** start of Record excerpts **

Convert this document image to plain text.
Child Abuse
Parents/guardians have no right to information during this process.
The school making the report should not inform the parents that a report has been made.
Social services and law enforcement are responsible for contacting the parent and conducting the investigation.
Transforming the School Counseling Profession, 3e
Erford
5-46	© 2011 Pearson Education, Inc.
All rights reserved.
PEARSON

** end of Record excerpts **

**Stated problem:** Quote the entire listing above exactly.

**Task solution:**
Convert this document image to plain text.
Child Abuse
Parents/guardians have no right to information during this process.
The school making the report should not inform the parents that a report has been made.
Social services and law enforcement are responsible for contacting the parent and conducting the investigation.
Transforming the School Counseling Profession, 3e
Erford
5-46	© 2011 Pearson Education, Inc.
All rights reserved.
PEARSON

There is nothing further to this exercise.